- **Written task**: From the listing below, extract every line in which the word "large" appears.

Data shown start

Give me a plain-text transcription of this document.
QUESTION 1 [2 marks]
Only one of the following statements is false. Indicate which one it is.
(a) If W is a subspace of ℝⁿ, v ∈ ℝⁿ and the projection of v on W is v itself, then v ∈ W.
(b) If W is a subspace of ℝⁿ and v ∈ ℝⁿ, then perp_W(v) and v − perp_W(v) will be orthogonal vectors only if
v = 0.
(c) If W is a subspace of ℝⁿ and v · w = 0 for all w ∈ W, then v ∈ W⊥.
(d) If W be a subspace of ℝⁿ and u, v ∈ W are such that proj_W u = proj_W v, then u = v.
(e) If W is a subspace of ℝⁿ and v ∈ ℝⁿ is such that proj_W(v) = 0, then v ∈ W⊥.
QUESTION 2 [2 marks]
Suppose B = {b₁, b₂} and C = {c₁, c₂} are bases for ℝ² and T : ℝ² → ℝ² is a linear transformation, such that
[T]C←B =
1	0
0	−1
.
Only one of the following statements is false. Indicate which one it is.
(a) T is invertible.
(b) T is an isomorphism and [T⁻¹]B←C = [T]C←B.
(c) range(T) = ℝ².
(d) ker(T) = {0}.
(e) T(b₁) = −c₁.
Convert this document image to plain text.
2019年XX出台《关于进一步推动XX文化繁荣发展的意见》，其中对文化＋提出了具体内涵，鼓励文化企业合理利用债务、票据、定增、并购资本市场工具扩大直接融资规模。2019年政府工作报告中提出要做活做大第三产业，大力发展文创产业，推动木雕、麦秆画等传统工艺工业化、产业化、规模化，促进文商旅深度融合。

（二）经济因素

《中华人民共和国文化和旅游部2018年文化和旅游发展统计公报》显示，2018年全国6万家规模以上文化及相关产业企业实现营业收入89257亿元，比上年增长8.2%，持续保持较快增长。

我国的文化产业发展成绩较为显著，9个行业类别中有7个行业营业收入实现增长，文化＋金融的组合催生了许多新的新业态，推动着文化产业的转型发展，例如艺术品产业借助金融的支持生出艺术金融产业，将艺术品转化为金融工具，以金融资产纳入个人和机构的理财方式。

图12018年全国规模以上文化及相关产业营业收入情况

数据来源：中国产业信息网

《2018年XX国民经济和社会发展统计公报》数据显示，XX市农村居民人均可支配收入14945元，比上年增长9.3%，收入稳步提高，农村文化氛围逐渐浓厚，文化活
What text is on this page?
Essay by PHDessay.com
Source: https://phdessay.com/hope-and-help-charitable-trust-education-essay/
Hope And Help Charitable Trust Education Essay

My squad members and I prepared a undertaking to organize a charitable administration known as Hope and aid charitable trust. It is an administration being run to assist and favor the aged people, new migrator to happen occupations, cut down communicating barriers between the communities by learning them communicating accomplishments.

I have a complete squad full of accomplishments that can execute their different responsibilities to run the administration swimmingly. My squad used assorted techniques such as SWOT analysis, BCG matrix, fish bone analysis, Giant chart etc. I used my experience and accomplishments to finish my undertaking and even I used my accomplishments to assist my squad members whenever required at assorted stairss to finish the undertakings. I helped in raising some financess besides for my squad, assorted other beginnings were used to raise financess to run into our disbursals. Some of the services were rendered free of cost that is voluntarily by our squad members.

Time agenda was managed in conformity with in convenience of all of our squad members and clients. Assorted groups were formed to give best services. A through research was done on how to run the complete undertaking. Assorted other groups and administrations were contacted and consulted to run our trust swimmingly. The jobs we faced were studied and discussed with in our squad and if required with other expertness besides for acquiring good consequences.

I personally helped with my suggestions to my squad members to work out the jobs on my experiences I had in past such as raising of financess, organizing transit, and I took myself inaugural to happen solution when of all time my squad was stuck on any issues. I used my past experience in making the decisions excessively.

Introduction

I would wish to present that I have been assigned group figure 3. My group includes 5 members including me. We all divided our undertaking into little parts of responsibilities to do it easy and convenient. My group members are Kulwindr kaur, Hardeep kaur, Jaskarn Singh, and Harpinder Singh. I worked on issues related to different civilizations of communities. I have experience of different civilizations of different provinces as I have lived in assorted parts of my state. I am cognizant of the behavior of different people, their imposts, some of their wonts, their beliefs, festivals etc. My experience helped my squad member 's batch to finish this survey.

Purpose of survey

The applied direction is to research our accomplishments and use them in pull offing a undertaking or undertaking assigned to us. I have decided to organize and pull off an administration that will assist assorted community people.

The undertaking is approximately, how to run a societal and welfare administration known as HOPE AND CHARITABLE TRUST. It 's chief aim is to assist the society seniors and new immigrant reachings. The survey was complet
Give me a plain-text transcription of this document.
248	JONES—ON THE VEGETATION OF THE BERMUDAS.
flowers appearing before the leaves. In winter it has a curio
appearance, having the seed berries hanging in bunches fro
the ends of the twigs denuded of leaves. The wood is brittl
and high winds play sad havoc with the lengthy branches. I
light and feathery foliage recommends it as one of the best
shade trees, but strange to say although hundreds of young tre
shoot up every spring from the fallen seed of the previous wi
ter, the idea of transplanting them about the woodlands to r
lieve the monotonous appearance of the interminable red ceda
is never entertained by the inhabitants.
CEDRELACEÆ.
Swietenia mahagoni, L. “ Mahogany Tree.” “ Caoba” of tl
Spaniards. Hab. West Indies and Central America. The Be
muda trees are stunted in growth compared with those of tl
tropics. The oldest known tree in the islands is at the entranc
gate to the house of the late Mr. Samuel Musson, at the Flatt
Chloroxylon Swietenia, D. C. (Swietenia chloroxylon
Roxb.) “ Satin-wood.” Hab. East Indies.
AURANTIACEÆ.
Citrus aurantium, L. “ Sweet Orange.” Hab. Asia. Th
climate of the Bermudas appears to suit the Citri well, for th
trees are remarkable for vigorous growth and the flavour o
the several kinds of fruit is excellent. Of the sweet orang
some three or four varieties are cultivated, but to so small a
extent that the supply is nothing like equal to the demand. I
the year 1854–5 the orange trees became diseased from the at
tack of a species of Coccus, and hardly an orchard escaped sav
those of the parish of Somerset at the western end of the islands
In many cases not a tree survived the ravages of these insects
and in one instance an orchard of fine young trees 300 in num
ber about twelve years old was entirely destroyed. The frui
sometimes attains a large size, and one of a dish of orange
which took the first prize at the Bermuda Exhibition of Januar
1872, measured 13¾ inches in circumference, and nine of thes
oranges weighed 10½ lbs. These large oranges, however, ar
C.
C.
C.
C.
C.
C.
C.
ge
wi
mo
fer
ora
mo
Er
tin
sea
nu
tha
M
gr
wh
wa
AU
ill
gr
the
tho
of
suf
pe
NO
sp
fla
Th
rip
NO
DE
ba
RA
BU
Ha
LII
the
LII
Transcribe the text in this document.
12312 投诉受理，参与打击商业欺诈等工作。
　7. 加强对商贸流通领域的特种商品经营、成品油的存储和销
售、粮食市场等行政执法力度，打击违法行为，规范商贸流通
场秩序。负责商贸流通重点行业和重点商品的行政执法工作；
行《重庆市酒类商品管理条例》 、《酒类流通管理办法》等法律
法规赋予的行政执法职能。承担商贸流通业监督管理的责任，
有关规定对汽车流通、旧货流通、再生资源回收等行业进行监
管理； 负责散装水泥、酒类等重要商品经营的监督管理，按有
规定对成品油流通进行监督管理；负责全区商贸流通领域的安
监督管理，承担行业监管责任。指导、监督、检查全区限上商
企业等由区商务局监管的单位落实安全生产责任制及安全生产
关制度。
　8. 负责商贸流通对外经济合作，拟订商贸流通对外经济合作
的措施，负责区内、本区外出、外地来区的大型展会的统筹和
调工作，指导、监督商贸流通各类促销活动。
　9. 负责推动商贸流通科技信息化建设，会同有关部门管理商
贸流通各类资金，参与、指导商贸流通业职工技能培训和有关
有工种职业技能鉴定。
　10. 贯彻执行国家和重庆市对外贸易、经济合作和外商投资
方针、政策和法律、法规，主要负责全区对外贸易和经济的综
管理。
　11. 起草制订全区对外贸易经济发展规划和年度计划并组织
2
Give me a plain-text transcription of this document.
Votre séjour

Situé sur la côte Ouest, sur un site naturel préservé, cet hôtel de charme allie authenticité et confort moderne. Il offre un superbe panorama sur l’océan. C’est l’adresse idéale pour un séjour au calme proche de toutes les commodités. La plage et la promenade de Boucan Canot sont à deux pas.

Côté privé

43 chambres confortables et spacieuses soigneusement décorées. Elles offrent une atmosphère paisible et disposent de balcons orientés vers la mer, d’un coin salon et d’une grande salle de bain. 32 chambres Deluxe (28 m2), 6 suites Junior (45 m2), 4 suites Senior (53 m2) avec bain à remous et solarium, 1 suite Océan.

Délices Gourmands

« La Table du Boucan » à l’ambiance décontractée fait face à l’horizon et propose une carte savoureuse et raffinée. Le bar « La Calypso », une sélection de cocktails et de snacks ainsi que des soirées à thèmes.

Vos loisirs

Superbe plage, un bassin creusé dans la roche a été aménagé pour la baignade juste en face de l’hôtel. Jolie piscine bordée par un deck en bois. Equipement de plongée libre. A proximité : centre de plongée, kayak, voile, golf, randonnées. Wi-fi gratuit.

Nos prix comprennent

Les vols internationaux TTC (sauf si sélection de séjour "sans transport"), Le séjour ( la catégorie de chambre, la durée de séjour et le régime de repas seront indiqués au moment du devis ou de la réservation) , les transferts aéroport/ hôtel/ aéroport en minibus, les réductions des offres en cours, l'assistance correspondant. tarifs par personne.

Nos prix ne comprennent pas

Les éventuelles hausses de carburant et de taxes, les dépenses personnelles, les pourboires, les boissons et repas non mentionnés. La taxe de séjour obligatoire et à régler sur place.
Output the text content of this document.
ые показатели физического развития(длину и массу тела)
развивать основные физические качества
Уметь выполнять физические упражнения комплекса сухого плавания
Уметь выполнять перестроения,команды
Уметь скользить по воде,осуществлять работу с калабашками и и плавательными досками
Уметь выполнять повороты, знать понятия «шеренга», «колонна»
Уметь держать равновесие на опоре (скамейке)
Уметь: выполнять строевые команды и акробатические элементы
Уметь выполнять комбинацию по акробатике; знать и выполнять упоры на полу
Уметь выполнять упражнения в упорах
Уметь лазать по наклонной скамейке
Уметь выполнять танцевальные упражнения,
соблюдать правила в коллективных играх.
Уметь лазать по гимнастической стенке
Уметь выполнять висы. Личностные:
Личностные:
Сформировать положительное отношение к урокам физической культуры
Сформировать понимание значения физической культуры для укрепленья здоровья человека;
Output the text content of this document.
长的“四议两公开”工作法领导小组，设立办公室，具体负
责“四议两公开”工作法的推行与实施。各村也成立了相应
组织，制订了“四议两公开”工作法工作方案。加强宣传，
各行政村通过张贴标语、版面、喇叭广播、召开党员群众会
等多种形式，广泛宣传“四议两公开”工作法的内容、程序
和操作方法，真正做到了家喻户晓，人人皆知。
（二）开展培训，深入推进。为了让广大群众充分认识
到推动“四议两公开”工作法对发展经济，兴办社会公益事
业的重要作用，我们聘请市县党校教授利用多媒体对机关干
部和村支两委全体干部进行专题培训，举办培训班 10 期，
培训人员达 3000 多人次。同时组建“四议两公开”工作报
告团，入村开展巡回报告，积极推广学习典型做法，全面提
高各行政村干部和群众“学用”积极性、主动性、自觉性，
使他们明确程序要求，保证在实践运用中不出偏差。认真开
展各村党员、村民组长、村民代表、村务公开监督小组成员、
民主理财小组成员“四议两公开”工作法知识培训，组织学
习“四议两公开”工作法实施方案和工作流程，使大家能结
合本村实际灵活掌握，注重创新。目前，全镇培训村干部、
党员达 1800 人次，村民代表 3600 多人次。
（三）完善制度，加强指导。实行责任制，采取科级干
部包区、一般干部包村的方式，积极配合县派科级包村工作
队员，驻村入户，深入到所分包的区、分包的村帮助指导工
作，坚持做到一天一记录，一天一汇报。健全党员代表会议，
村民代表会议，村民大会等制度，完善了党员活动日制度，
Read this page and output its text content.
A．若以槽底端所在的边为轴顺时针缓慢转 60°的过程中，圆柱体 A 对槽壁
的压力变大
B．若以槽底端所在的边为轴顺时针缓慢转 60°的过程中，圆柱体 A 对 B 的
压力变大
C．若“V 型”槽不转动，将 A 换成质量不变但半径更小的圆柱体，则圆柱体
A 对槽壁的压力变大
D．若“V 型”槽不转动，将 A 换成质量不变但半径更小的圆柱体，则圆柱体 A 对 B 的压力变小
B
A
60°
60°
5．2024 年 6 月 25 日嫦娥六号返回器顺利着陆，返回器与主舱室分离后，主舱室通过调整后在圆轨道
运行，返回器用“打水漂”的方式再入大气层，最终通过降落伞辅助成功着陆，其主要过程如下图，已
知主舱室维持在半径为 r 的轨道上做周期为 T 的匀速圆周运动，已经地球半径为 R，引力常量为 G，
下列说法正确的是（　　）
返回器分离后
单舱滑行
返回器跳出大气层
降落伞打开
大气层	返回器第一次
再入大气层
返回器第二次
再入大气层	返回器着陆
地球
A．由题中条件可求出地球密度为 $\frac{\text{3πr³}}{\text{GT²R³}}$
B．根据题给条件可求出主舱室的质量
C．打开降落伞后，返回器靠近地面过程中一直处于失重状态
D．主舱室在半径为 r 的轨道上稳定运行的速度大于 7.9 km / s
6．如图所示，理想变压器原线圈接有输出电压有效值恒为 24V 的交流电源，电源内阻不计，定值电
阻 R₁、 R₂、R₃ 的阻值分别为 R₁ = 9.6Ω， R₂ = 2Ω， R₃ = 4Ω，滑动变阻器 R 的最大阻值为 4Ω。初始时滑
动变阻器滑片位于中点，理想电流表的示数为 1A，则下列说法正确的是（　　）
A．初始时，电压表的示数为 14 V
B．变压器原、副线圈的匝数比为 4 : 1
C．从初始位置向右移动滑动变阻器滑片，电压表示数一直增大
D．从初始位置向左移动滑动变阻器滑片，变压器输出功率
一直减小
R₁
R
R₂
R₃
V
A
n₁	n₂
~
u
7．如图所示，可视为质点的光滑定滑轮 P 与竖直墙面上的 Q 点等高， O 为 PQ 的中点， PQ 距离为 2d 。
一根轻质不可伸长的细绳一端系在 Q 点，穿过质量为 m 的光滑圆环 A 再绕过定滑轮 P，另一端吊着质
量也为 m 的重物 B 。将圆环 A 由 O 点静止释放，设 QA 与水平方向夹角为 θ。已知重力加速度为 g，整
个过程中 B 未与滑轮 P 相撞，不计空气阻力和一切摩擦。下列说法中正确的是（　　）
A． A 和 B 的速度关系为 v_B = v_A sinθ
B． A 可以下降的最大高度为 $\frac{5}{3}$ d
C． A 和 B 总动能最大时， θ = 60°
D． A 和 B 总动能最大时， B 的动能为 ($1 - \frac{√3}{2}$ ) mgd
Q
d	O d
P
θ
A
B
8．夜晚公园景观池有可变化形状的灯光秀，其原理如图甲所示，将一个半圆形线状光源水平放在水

Data shown end

- **Solution to this exercise**:
sometimes attains a large size, and one of a dish of orange
oranges weighed 10½ lbs. These large oranges, however, ar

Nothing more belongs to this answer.